■ The exercise
Pick every line from the data that holds the word "Acid".

(Entries with figure data)
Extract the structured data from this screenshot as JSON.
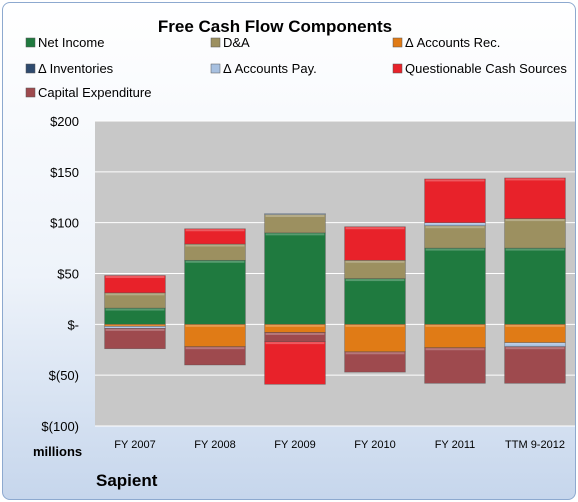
{
  "chart_data": {
    "type": "bar",
    "stacked": true,
    "title": "Free Cash Flow Components",
    "units": "millions",
    "company": "Sapient",
    "categories": [
      "FY 2007",
      "FY 2008",
      "FY 2009",
      "FY 2010",
      "FY 2011",
      "TTM 9-2012"
    ],
    "ylim": [
      -100,
      200
    ],
    "yticks": [
      200,
      150,
      100,
      50,
      0,
      -50,
      -100
    ],
    "ytick_labels": [
      "$200",
      "$150",
      "$100",
      "$50",
      "$-",
      "$(50)",
      "$(100)"
    ],
    "grid": true,
    "legend_position": "top",
    "series": [
      {
        "name": "Net Income",
        "color": "#1f7a3f",
        "values": [
          16,
          63,
          90,
          45,
          75,
          75
        ]
      },
      {
        "name": "D&A",
        "color": "#9c9060",
        "values": [
          15,
          16,
          18,
          18,
          22,
          29
        ]
      },
      {
        "name": "Δ Accounts Rec.",
        "color": "#e07b16",
        "values": [
          -2,
          -22,
          -8,
          -27,
          -23,
          -18
        ]
      },
      {
        "name": "Δ Inventories",
        "color": "#2e4a6e",
        "values": [
          0,
          0,
          0,
          0,
          0,
          0
        ]
      },
      {
        "name": "Δ Accounts Pay.",
        "color": "#a7c0e0",
        "values": [
          -2,
          0,
          1,
          0,
          3,
          -4
        ]
      },
      {
        "name": "Questionable Cash Sources",
        "color": "#e8222a",
        "values": [
          17,
          15,
          0,
          33,
          43,
          40
        ]
      },
      {
        "name": "Capital Expenditure",
        "color": "#9e4a4e",
        "values": [
          -20,
          -18,
          -9,
          -20,
          -35,
          -36
        ]
      }
    ],
    "extra_negative": [
      {
        "series": "Questionable Cash Sources",
        "values": [
          0,
          0,
          -42,
          0,
          0,
          0
        ]
      }
    ]
  }
}
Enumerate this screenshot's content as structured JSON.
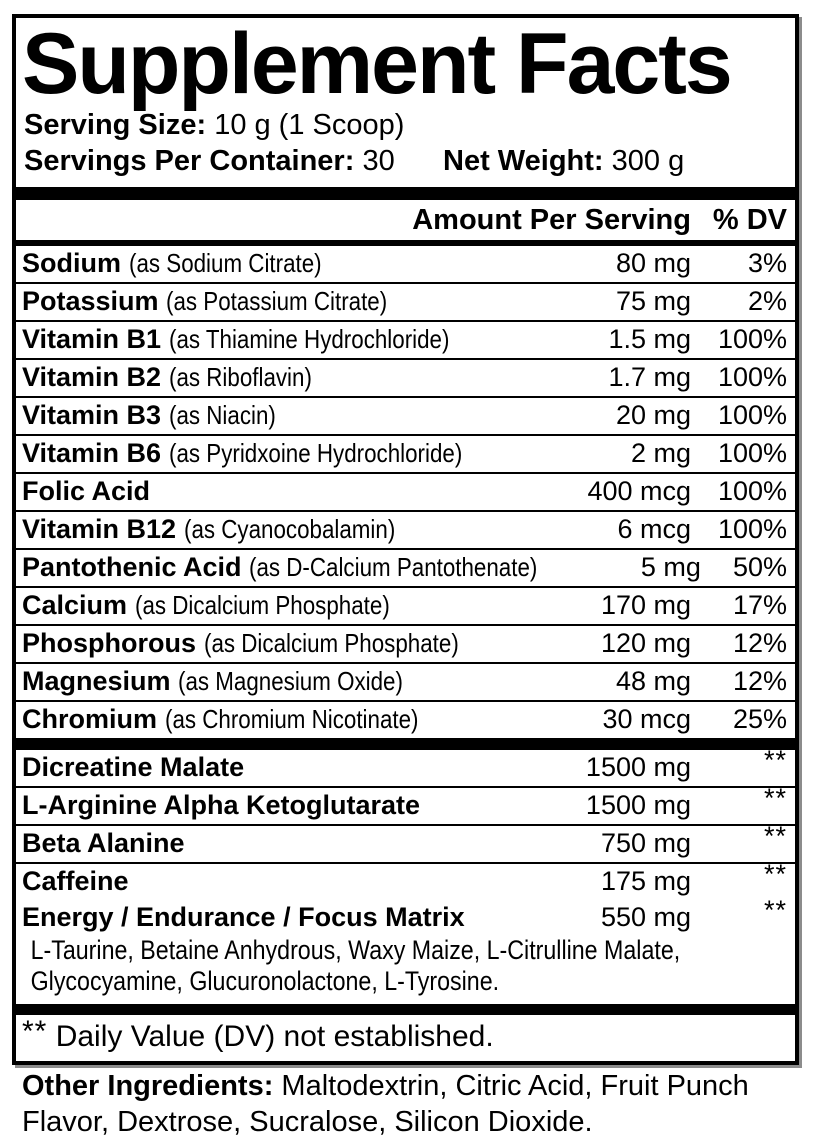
{
  "label": {
    "title": "Supplement Facts",
    "serving_size_label": "Serving Size:",
    "serving_size_value": "10 g (1 Scoop)",
    "servings_per_container_label": "Servings Per Container:",
    "servings_per_container_value": "30",
    "net_weight_label": "Net Weight:",
    "net_weight_value": "300 g",
    "amount_header": "Amount Per Serving",
    "dv_header": "% DV",
    "nutrients": [
      {
        "name": "Sodium",
        "detail": "(as Sodium Citrate)",
        "amount": "80 mg",
        "dv": "3%"
      },
      {
        "name": "Potassium",
        "detail": "(as Potassium Citrate)",
        "amount": "75 mg",
        "dv": "2%"
      },
      {
        "name": "Vitamin B1",
        "detail": "(as Thiamine Hydrochloride)",
        "amount": "1.5 mg",
        "dv": "100%"
      },
      {
        "name": "Vitamin B2",
        "detail": "(as Riboflavin)",
        "amount": "1.7 mg",
        "dv": "100%"
      },
      {
        "name": "Vitamin B3",
        "detail": "(as Niacin)",
        "amount": "20 mg",
        "dv": "100%"
      },
      {
        "name": "Vitamin B6",
        "detail": "(as Pyridxoine Hydrochloride)",
        "amount": "2 mg",
        "dv": "100%"
      },
      {
        "name": "Folic Acid",
        "detail": "",
        "amount": "400 mcg",
        "dv": "100%"
      },
      {
        "name": "Vitamin B12",
        "detail": "(as Cyanocobalamin)",
        "amount": "6 mcg",
        "dv": "100%"
      },
      {
        "name": "Pantothenic Acid",
        "detail": "(as D-Calcium Pantothenate)",
        "amount": "5 mg",
        "dv": "50%"
      },
      {
        "name": "Calcium",
        "detail": "(as Dicalcium Phosphate)",
        "amount": "170 mg",
        "dv": "17%"
      },
      {
        "name": "Phosphorous",
        "detail": "(as Dicalcium Phosphate)",
        "amount": "120 mg",
        "dv": "12%"
      },
      {
        "name": "Magnesium",
        "detail": "(as Magnesium Oxide)",
        "amount": "48 mg",
        "dv": "12%"
      },
      {
        "name": "Chromium",
        "detail": "(as Chromium Nicotinate)",
        "amount": "30 mcg",
        "dv": "25%"
      }
    ],
    "blend": [
      {
        "name": "Dicreatine Malate",
        "amount": "1500 mg",
        "dv": "**"
      },
      {
        "name": "L-Arginine Alpha Ketoglutarate",
        "amount": "1500 mg",
        "dv": "**"
      },
      {
        "name": "Beta Alanine",
        "amount": "750 mg",
        "dv": "**"
      },
      {
        "name": "Caffeine",
        "amount": "175 mg",
        "dv": "**"
      }
    ],
    "matrix": {
      "name": "Energy / Endurance / Focus Matrix",
      "amount": "550 mg",
      "dv": "**",
      "sub": "L-Taurine, Betaine Anhydrous, Waxy Maize, L-Citrulline Malate, Glycocyamine, Glucuronolactone, L-Tyrosine."
    },
    "footnote_stars": "**",
    "footnote_text": "Daily Value (DV) not established.",
    "other_ingredients_label": "Other Ingredients:",
    "other_ingredients_value": "Maltodextrin, Citric Acid, Fruit Punch Flavor, Dextrose, Sucralose, Silicon Dioxide.",
    "colors": {
      "text": "#000000",
      "background": "#ffffff"
    }
  }
}
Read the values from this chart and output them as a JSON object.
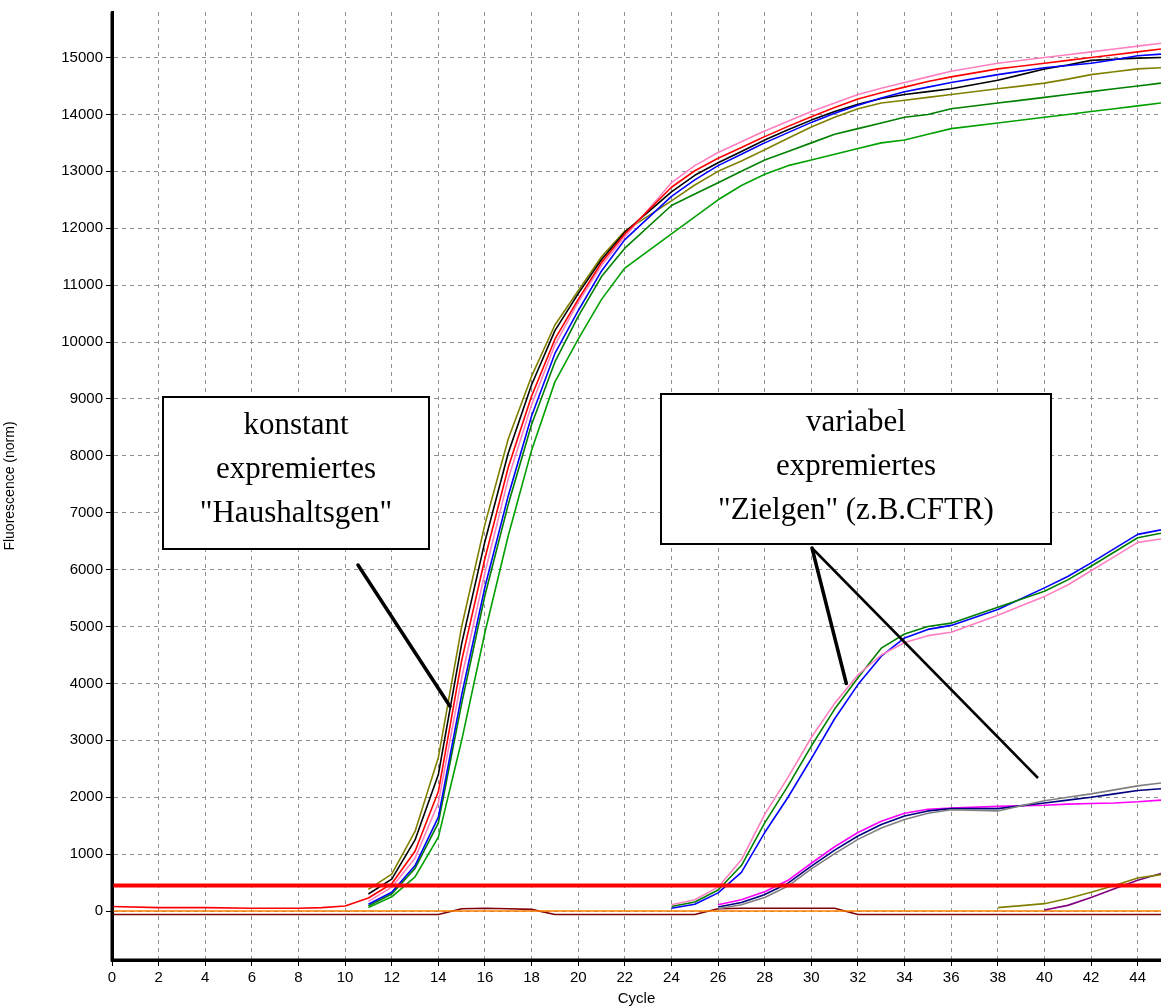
{
  "chart_data": {
    "type": "line",
    "xlabel": "Cycle",
    "ylabel": "Fluorescence (norm)",
    "x": [
      0,
      2,
      4,
      6,
      8,
      9,
      10,
      11,
      12,
      13,
      14,
      15,
      16,
      17,
      18,
      19,
      20,
      21,
      22,
      24,
      25,
      26,
      27,
      28,
      29,
      30,
      31,
      32,
      33,
      34,
      35,
      36,
      38,
      40,
      41,
      42,
      43,
      44,
      45
    ],
    "xlim": [
      0,
      45
    ],
    "xticks": [
      0,
      2,
      4,
      6,
      8,
      10,
      12,
      14,
      16,
      18,
      20,
      22,
      24,
      26,
      28,
      30,
      32,
      34,
      36,
      38,
      40,
      42,
      44
    ],
    "ylim": [
      -860,
      15800
    ],
    "yticks": [
      0,
      1000,
      2000,
      3000,
      4000,
      5000,
      6000,
      7000,
      8000,
      9000,
      10000,
      11000,
      12000,
      13000,
      14000,
      15000
    ],
    "grid": true,
    "legend": false,
    "marker": "none",
    "line_style": "solid",
    "ref_lines": [
      {
        "axis": "y",
        "value": 450,
        "color": "#ff0000"
      }
    ],
    "annotations": [
      {
        "text": "konstant expremiertes \"Haushaltsgen\"",
        "x": 14.5,
        "y": 3600
      },
      {
        "text": "variabel expremiertes \"Zielgen\" (z.B.CFTR)",
        "x": 31.5,
        "y": 4000
      }
    ],
    "series": [
      {
        "color": "#ff0000",
        "values": [
          80,
          60,
          60,
          50,
          50,
          60,
          90,
          230,
          480,
          1050,
          2100,
          4400,
          6200,
          7800,
          9050,
          10050,
          10750,
          11400,
          11900,
          12720,
          13010,
          13230,
          13420,
          13610,
          13790,
          13960,
          14120,
          14270,
          14380,
          14480,
          14580,
          14660,
          14800,
          14900,
          14950,
          15000,
          15050,
          15100,
          15150
        ]
      },
      {
        "color": "#ff80c0",
        "values": [
          null,
          null,
          null,
          null,
          null,
          null,
          null,
          170,
          420,
          930,
          1900,
          4100,
          5950,
          7600,
          8900,
          9950,
          10700,
          11350,
          11850,
          12800,
          13100,
          13330,
          13520,
          13710,
          13880,
          14050,
          14200,
          14350,
          14460,
          14560,
          14660,
          14760,
          14900,
          15000,
          15050,
          15100,
          15150,
          15200,
          15250
        ]
      },
      {
        "color": "#0000ff",
        "values": [
          null,
          null,
          null,
          null,
          null,
          null,
          null,
          120,
          330,
          800,
          1650,
          3800,
          5700,
          7300,
          8700,
          9800,
          10550,
          11250,
          11800,
          12560,
          12850,
          13100,
          13300,
          13500,
          13680,
          13860,
          14020,
          14160,
          14290,
          14400,
          14480,
          14560,
          14700,
          14820,
          14860,
          14900,
          14960,
          15030,
          15060
        ]
      },
      {
        "color": "#000000",
        "values": [
          null,
          null,
          null,
          null,
          null,
          null,
          null,
          300,
          560,
          1250,
          2400,
          4700,
          6500,
          8050,
          9250,
          10200,
          10850,
          11450,
          11930,
          12640,
          12930,
          13150,
          13350,
          13550,
          13730,
          13900,
          14050,
          14180,
          14280,
          14350,
          14400,
          14450,
          14600,
          14800,
          14870,
          14950,
          14970,
          14990,
          15000
        ]
      },
      {
        "color": "#808000",
        "values": [
          null,
          null,
          null,
          null,
          null,
          null,
          null,
          380,
          650,
          1400,
          2700,
          5000,
          6800,
          8300,
          9400,
          10300,
          10900,
          11500,
          11950,
          12480,
          12760,
          13000,
          13180,
          13380,
          13580,
          13780,
          13950,
          14100,
          14200,
          14250,
          14300,
          14350,
          14450,
          14550,
          14620,
          14700,
          14750,
          14800,
          14820
        ]
      },
      {
        "color": "#008000",
        "values": [
          null,
          null,
          null,
          null,
          null,
          null,
          null,
          90,
          300,
          750,
          1550,
          3650,
          5550,
          7150,
          8550,
          9650,
          10450,
          11150,
          11650,
          12400,
          12600,
          12800,
          13000,
          13200,
          13350,
          13500,
          13650,
          13750,
          13850,
          13950,
          14000,
          14100,
          14200,
          14300,
          14350,
          14400,
          14450,
          14500,
          14550
        ]
      },
      {
        "color": "#00a000",
        "values": [
          null,
          null,
          null,
          null,
          null,
          null,
          null,
          60,
          250,
          600,
          1300,
          3000,
          4900,
          6600,
          8100,
          9300,
          10050,
          10750,
          11300,
          11900,
          12200,
          12500,
          12750,
          12950,
          13100,
          13200,
          13300,
          13400,
          13500,
          13550,
          13650,
          13750,
          13850,
          13950,
          14000,
          14050,
          14100,
          14150,
          14200
        ]
      },
      {
        "color": "#ff80c0",
        "values": [
          null,
          null,
          null,
          null,
          null,
          null,
          null,
          null,
          null,
          null,
          null,
          null,
          null,
          null,
          null,
          null,
          null,
          null,
          null,
          110,
          200,
          420,
          900,
          1700,
          2350,
          3050,
          3650,
          4150,
          4500,
          4720,
          4840,
          4900,
          5200,
          5530,
          5730,
          5980,
          6230,
          6480,
          6540
        ]
      },
      {
        "color": "#008000",
        "values": [
          null,
          null,
          null,
          null,
          null,
          null,
          null,
          null,
          null,
          null,
          null,
          null,
          null,
          null,
          null,
          null,
          null,
          null,
          null,
          80,
          160,
          370,
          800,
          1550,
          2200,
          2900,
          3550,
          4100,
          4620,
          4870,
          5000,
          5060,
          5340,
          5620,
          5820,
          6060,
          6310,
          6560,
          6640
        ]
      },
      {
        "color": "#0000ff",
        "values": [
          null,
          null,
          null,
          null,
          null,
          null,
          null,
          null,
          null,
          null,
          null,
          null,
          null,
          null,
          null,
          null,
          null,
          null,
          null,
          50,
          120,
          320,
          680,
          1380,
          2000,
          2680,
          3380,
          3980,
          4480,
          4800,
          4950,
          5020,
          5300,
          5680,
          5880,
          6120,
          6370,
          6620,
          6700
        ]
      },
      {
        "color": "#808080",
        "values": [
          null,
          null,
          null,
          null,
          null,
          null,
          null,
          null,
          null,
          null,
          null,
          null,
          null,
          null,
          null,
          null,
          null,
          null,
          null,
          null,
          null,
          40,
          110,
          240,
          440,
          740,
          1010,
          1260,
          1460,
          1610,
          1720,
          1780,
          1760,
          1940,
          2000,
          2060,
          2130,
          2200,
          2250
        ]
      },
      {
        "color": "#000080",
        "values": [
          null,
          null,
          null,
          null,
          null,
          null,
          null,
          null,
          null,
          null,
          null,
          null,
          null,
          null,
          null,
          null,
          null,
          null,
          null,
          null,
          null,
          70,
          150,
          290,
          490,
          790,
          1070,
          1320,
          1520,
          1670,
          1760,
          1800,
          1800,
          1900,
          1950,
          2000,
          2060,
          2120,
          2150
        ]
      },
      {
        "color": "#ff00ff",
        "values": [
          null,
          null,
          null,
          null,
          null,
          null,
          null,
          null,
          null,
          null,
          null,
          null,
          null,
          null,
          null,
          null,
          null,
          null,
          null,
          null,
          null,
          110,
          200,
          340,
          540,
          840,
          1130,
          1380,
          1580,
          1720,
          1790,
          1810,
          1840,
          1860,
          1880,
          1890,
          1900,
          1920,
          1950
        ]
      },
      {
        "color": "#808000",
        "values": [
          null,
          null,
          null,
          null,
          null,
          null,
          null,
          null,
          null,
          null,
          null,
          null,
          null,
          null,
          null,
          null,
          null,
          null,
          null,
          null,
          null,
          null,
          null,
          null,
          null,
          null,
          null,
          null,
          null,
          null,
          null,
          null,
          60,
          130,
          220,
          330,
          450,
          580,
          640
        ]
      },
      {
        "color": "#800080",
        "values": [
          null,
          null,
          null,
          null,
          null,
          null,
          null,
          null,
          null,
          null,
          null,
          null,
          null,
          null,
          null,
          null,
          null,
          null,
          null,
          null,
          null,
          null,
          null,
          null,
          null,
          null,
          null,
          null,
          null,
          null,
          null,
          null,
          null,
          20,
          100,
          240,
          390,
          540,
          660
        ]
      },
      {
        "color": "#ff8000",
        "values": [
          0,
          0,
          0,
          0,
          0,
          0,
          0,
          0,
          0,
          0,
          0,
          0,
          0,
          0,
          0,
          0,
          0,
          0,
          0,
          0,
          0,
          0,
          0,
          0,
          0,
          0,
          0,
          0,
          0,
          0,
          0,
          0,
          0,
          0,
          0,
          0,
          0,
          0,
          0
        ]
      },
      {
        "color": "#800000",
        "values": [
          -60,
          -60,
          -60,
          -60,
          -60,
          -60,
          -60,
          -60,
          -60,
          -60,
          -60,
          40,
          50,
          40,
          30,
          -60,
          -60,
          -60,
          -60,
          -60,
          -60,
          40,
          50,
          50,
          50,
          50,
          50,
          -60,
          -60,
          -60,
          -60,
          -60,
          -60,
          -60,
          -60,
          -60,
          -60,
          -60,
          -60
        ]
      }
    ]
  }
}
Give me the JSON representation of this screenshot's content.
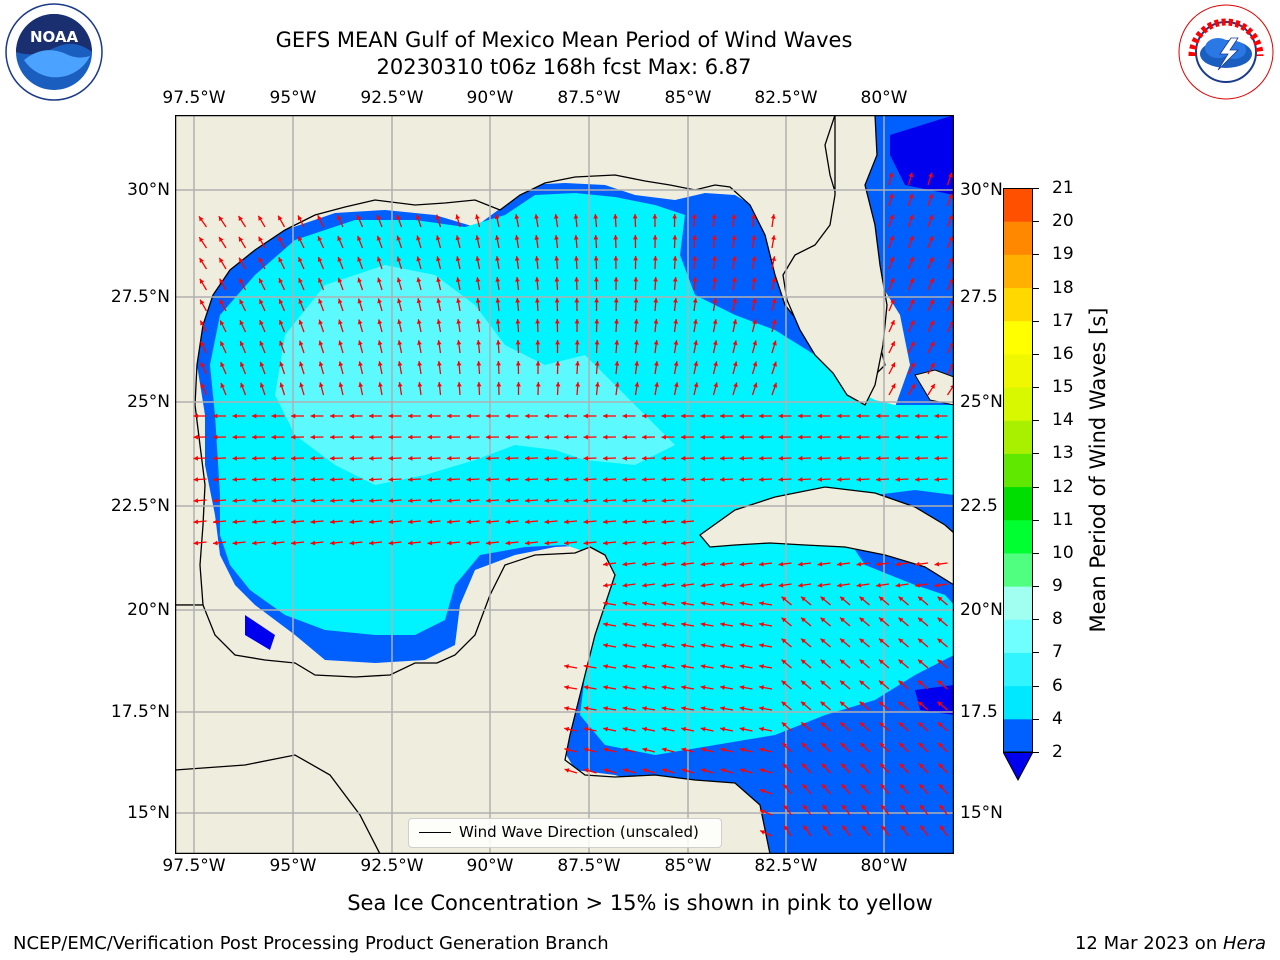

■ Result for this exercise
        "name": "Folic Acid",
        "name": "Pantothenic Acid",
    "other_ingredients_value": "Maltodextrin, Citric Acid, Fruit Punch Flavor, Dextrose, Sucralose, Silicon Dioxide.",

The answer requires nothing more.